Exercise details
Identify each line below containing the string "surface" and copy it.

Data listing

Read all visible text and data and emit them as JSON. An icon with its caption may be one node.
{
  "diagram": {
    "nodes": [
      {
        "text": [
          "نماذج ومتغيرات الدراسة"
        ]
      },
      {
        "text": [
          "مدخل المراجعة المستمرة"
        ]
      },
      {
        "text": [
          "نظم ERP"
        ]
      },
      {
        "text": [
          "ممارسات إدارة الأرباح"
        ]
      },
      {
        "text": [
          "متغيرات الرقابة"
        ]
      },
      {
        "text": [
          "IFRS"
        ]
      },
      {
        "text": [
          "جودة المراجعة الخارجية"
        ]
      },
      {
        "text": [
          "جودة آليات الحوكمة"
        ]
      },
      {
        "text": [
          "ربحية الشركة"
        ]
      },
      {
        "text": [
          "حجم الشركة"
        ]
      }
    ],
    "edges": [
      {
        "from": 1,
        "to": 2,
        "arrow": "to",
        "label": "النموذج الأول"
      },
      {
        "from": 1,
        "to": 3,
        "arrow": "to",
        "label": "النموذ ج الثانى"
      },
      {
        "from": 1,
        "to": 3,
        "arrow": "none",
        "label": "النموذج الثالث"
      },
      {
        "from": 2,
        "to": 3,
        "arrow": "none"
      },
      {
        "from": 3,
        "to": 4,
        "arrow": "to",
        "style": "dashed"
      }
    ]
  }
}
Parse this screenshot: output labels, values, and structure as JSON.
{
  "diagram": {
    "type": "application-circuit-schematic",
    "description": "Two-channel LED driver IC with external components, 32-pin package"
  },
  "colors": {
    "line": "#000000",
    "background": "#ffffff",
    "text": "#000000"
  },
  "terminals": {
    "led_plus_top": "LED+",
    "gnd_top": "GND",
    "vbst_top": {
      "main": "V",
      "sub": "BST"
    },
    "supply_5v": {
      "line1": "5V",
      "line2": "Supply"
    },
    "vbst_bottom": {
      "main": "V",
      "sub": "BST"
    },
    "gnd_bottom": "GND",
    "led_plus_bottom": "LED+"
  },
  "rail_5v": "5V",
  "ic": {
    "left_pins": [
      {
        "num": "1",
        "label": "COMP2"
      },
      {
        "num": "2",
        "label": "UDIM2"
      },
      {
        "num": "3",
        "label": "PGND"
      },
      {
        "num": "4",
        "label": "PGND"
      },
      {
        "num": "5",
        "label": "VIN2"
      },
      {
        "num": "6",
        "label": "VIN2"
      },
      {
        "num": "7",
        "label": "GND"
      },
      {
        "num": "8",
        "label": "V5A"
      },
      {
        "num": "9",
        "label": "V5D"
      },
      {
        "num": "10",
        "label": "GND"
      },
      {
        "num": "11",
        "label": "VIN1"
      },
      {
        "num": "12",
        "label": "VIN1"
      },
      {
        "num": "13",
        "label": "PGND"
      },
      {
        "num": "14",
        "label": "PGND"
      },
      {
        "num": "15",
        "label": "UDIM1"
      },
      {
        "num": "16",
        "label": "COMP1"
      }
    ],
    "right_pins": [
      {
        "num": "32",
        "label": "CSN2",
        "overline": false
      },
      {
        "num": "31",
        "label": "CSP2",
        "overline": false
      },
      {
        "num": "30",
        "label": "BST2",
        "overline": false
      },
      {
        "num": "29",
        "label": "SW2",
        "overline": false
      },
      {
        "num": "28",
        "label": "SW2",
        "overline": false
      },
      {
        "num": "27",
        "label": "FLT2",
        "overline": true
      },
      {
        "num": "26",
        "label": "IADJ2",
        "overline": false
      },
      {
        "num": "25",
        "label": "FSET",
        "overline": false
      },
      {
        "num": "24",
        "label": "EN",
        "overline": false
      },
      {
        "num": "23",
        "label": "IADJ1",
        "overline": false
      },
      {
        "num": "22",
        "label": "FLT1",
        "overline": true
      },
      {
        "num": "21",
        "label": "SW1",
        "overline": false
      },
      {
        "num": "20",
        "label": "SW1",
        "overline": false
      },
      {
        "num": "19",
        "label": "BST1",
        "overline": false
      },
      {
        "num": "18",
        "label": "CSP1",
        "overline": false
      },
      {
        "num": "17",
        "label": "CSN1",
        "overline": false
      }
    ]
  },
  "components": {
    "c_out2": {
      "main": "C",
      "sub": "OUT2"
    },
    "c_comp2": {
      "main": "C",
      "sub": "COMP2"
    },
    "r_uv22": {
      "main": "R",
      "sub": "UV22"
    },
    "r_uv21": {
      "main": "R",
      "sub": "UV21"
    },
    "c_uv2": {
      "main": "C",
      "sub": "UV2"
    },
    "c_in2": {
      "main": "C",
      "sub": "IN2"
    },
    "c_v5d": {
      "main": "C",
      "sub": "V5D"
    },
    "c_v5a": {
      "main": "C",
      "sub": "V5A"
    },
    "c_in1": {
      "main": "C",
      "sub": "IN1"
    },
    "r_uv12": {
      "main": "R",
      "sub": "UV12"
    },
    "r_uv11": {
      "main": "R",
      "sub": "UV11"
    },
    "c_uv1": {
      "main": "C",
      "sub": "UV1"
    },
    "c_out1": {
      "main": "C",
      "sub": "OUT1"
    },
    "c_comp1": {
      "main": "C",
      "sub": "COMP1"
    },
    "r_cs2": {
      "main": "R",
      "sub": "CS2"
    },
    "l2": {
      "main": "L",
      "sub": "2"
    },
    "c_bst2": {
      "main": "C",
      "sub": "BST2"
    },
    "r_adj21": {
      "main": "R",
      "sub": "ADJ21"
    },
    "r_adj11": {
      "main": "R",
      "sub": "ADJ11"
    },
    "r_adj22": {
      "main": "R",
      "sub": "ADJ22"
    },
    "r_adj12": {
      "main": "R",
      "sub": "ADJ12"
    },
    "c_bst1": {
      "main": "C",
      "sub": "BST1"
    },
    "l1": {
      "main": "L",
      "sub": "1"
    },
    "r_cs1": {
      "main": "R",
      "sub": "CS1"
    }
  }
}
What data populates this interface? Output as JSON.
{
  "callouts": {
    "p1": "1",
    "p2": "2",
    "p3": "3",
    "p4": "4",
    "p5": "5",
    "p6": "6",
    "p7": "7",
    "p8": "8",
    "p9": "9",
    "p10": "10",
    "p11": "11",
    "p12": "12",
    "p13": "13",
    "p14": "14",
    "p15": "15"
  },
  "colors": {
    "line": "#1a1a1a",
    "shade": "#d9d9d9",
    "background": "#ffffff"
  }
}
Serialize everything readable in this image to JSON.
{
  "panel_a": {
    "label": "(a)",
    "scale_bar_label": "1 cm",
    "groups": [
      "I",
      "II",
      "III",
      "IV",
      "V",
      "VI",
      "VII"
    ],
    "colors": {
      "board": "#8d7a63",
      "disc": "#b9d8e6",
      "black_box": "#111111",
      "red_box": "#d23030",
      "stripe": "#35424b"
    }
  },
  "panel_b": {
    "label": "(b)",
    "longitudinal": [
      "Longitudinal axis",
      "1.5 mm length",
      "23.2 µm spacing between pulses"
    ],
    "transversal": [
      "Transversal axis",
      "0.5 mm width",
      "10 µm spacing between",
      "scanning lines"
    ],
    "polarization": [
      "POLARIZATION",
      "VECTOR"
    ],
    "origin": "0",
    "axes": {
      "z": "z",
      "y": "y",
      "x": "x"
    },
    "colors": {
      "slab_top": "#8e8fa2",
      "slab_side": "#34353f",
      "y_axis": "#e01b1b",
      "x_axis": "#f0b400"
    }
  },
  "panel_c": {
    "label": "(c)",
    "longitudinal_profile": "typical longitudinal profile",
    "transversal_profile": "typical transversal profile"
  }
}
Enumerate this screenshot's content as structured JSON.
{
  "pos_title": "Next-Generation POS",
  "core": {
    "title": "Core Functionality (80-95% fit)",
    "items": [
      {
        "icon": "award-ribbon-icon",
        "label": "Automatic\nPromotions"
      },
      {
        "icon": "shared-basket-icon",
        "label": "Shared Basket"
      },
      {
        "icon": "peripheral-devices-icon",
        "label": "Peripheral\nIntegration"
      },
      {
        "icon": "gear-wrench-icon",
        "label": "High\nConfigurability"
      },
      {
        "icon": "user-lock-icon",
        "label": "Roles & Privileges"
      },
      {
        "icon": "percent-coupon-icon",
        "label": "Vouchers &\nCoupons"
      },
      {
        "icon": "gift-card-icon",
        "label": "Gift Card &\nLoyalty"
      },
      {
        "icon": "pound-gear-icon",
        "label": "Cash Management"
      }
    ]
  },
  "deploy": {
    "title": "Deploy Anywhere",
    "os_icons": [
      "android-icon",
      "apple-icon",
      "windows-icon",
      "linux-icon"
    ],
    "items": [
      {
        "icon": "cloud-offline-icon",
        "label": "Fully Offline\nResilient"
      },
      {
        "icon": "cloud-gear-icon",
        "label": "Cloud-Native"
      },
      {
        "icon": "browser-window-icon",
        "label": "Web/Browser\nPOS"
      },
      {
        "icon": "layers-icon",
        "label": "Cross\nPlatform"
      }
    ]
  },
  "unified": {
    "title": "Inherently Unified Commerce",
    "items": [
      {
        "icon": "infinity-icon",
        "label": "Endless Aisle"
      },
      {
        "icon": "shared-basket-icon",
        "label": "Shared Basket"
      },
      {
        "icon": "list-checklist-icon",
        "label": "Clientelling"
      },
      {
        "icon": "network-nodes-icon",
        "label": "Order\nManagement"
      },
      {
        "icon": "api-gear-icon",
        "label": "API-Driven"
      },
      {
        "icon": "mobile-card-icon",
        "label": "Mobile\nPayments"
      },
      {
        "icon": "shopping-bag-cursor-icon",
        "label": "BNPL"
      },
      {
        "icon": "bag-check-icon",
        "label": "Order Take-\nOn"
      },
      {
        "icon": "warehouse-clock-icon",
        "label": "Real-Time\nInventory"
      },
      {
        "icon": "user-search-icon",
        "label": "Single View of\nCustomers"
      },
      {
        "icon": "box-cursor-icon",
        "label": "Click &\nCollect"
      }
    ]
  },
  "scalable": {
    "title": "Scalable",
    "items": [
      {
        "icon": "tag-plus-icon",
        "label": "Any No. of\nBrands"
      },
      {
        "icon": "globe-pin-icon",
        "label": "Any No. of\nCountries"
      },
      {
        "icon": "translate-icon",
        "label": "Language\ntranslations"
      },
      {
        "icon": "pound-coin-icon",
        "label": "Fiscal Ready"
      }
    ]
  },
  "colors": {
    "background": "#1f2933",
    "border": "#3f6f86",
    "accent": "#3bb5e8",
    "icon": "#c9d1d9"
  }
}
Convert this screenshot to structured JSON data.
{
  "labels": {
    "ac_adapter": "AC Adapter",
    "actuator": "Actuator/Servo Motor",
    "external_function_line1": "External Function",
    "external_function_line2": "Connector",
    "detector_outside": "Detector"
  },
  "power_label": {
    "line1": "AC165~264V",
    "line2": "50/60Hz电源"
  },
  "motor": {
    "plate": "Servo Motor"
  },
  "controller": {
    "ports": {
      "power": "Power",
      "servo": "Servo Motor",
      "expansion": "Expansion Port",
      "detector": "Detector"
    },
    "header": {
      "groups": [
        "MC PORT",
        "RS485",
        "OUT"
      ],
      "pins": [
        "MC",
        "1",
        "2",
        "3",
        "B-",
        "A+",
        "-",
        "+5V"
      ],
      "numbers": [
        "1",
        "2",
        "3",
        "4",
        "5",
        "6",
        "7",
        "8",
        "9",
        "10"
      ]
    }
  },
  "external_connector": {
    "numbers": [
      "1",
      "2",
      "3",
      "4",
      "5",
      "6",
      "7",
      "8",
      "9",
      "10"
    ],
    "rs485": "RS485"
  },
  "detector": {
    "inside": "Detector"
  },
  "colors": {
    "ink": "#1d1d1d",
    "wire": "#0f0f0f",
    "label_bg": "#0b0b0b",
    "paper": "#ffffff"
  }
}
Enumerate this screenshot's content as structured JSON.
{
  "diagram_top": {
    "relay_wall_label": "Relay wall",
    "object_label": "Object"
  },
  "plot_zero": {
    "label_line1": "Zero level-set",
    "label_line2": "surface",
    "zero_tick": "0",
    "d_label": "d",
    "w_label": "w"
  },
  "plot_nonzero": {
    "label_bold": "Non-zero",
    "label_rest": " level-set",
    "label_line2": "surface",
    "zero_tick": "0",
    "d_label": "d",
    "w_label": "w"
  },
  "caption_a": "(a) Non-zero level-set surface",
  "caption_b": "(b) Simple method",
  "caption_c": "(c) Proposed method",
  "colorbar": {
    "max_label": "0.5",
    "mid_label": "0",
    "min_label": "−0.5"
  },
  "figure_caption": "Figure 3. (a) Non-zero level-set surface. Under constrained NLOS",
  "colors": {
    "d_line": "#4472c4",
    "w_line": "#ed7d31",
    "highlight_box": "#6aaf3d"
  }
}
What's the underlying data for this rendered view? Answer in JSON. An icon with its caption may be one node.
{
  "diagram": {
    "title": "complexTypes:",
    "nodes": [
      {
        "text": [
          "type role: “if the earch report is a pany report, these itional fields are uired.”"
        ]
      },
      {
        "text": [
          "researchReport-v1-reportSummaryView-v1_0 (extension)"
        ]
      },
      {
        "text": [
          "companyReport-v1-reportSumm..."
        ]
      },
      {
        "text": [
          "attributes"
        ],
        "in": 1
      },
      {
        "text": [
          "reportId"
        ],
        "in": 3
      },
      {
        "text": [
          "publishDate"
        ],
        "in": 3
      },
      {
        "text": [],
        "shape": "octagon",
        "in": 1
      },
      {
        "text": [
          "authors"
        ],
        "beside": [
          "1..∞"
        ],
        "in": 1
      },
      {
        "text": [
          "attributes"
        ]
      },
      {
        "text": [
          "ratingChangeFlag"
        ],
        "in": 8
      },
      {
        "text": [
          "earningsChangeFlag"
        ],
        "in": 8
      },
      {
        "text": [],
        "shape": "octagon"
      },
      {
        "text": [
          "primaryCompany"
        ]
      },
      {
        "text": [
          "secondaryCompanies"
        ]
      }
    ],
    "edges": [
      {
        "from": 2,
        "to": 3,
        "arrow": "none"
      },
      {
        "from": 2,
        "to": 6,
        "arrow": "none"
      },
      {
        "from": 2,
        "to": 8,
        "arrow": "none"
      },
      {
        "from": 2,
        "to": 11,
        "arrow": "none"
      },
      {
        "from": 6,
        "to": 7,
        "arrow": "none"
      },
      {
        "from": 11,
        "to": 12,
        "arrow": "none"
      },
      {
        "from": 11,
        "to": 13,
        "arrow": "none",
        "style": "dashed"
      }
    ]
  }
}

Output for this task
    "label_line2": "surface",
    "label_line2": "surface",
  "caption_a": "(a) Non-zero level-set surface",
  "figure_caption": "Figure 3. (a) Non-zero level-set surface. Under constrained NLOS",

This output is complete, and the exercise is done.